[Lines of data]
::::::::

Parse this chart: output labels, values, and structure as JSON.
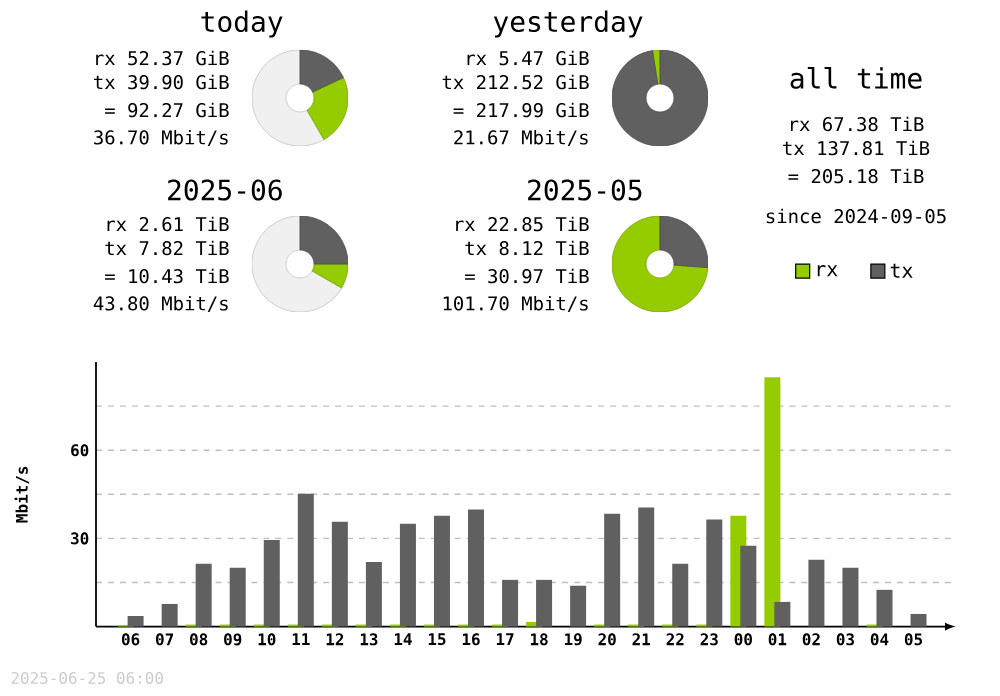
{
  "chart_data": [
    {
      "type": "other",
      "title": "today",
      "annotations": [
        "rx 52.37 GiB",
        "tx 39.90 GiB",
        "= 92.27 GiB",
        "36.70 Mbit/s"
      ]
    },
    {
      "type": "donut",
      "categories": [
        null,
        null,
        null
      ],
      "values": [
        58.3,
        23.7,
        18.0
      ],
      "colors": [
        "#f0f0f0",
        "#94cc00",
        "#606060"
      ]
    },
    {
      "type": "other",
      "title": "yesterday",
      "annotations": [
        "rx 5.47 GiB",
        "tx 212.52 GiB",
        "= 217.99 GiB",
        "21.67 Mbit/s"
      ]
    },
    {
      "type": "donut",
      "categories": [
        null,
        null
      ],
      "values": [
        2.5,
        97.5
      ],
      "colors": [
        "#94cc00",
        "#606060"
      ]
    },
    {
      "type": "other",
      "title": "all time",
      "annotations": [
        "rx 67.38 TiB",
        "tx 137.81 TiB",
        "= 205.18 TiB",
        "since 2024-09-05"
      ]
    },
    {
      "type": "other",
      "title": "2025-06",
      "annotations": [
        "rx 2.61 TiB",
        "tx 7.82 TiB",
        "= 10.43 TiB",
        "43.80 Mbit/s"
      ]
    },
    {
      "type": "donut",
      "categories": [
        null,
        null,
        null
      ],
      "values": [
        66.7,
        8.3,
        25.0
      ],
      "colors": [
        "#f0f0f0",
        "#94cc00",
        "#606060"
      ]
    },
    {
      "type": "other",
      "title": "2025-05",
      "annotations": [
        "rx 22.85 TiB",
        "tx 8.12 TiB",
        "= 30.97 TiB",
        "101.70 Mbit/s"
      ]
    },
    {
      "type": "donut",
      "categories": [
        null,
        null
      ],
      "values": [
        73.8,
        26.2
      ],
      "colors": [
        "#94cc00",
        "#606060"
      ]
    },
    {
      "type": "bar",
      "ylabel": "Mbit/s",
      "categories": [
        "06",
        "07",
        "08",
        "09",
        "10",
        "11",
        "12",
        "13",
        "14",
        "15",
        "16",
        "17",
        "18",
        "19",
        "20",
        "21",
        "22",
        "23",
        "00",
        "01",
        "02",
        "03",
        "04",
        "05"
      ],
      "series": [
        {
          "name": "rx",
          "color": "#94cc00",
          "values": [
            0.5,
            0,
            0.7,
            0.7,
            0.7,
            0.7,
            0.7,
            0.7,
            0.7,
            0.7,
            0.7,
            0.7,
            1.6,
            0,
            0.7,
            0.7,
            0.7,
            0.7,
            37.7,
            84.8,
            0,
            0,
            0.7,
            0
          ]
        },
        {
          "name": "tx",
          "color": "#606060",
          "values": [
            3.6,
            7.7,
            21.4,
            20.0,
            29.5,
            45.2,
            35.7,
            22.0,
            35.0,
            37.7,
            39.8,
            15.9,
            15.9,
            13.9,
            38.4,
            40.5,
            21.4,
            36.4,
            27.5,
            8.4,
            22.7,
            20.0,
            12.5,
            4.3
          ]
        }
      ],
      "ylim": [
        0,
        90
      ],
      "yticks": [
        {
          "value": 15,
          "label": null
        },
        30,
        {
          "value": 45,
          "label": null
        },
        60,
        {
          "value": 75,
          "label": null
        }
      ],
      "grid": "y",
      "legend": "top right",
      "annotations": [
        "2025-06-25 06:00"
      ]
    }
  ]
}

::::::::

• [Work to do] Repeat every record above exactly, but leave out any pictures.

• [Output for this exercise]
Parse this chart: output labels, values, and structure as JSON.
{
  "chart_data": [
    {
      "type": "other",
      "title": "today",
      "annotations": [
        "rx 52.37 GiB",
        "tx 39.90 GiB",
        "= 92.27 GiB",
        "36.70 Mbit/s"
      ]
    },
    {
      "type": "donut",
      "categories": [
        null,
        null,
        null
      ],
      "values": [
        58.3,
        23.7,
        18.0
      ],
      "colors": [
        "#f0f0f0",
        "#94cc00",
        "#606060"
      ]
    },
    {
      "type": "other",
      "title": "yesterday",
      "annotations": [
        "rx 5.47 GiB",
        "tx 212.52 GiB",
        "= 217.99 GiB",
        "21.67 Mbit/s"
      ]
    },
    {
      "type": "donut",
      "categories": [
        null,
        null
      ],
      "values": [
        2.5,
        97.5
      ],
      "colors": [
        "#94cc00",
        "#606060"
      ]
    },
    {
      "type": "other",
      "title": "all time",
      "annotations": [
        "rx 67.38 TiB",
        "tx 137.81 TiB",
        "= 205.18 TiB",
        "since 2024-09-05"
      ]
    },
    {
      "type": "other",
      "title": "2025-06",
      "annotations": [
        "rx 2.61 TiB",
        "tx 7.82 TiB",
        "= 10.43 TiB",
        "43.80 Mbit/s"
      ]
    },
    {
      "type": "donut",
      "categories": [
        null,
        null,
        null
      ],
      "values": [
        66.7,
        8.3,
        25.0
      ],
      "colors": [
        "#f0f0f0",
        "#94cc00",
        "#606060"
      ]
    },
    {
      "type": "other",
      "title": "2025-05",
      "annotations": [
        "rx 22.85 TiB",
        "tx 8.12 TiB",
        "= 30.97 TiB",
        "101.70 Mbit/s"
      ]
    },
    {
      "type": "donut",
      "categories": [
        null,
        null
      ],
      "values": [
        73.8,
        26.2
      ],
      "colors": [
        "#94cc00",
        "#606060"
      ]
    },
    {
      "type": "bar",
      "ylabel": "Mbit/s",
      "categories": [
        "06",
        "07",
        "08",
        "09",
        "10",
        "11",
        "12",
        "13",
        "14",
        "15",
        "16",
        "17",
        "18",
        "19",
        "20",
        "21",
        "22",
        "23",
        "00",
        "01",
        "02",
        "03",
        "04",
        "05"
      ],
      "series": [
        {
          "name": "rx",
          "color": "#94cc00",
          "values": [
            0.5,
            0,
            0.7,
            0.7,
            0.7,
            0.7,
            0.7,
            0.7,
            0.7,
            0.7,
            0.7,
            0.7,
            1.6,
            0,
            0.7,
            0.7,
            0.7,
            0.7,
            37.7,
            84.8,
            0,
            0,
            0.7,
            0
          ]
        },
        {
          "name": "tx",
          "color": "#606060",
          "values": [
            3.6,
            7.7,
            21.4,
            20.0,
            29.5,
            45.2,
            35.7,
            22.0,
            35.0,
            37.7,
            39.8,
            15.9,
            15.9,
            13.9,
            38.4,
            40.5,
            21.4,
            36.4,
            27.5,
            8.4,
            22.7,
            20.0,
            12.5,
            4.3
          ]
        }
      ],
      "ylim": [
        0,
        90
      ],
      "yticks": [
        {
          "value": 15,
          "label": null
        },
        30,
        {
          "value": 45,
          "label": null
        },
        60,
        {
          "value": 75,
          "label": null
        }
      ],
      "grid": "y",
      "legend": "top right",
      "annotations": [
        "2025-06-25 06:00"
      ]
    }
  ]
}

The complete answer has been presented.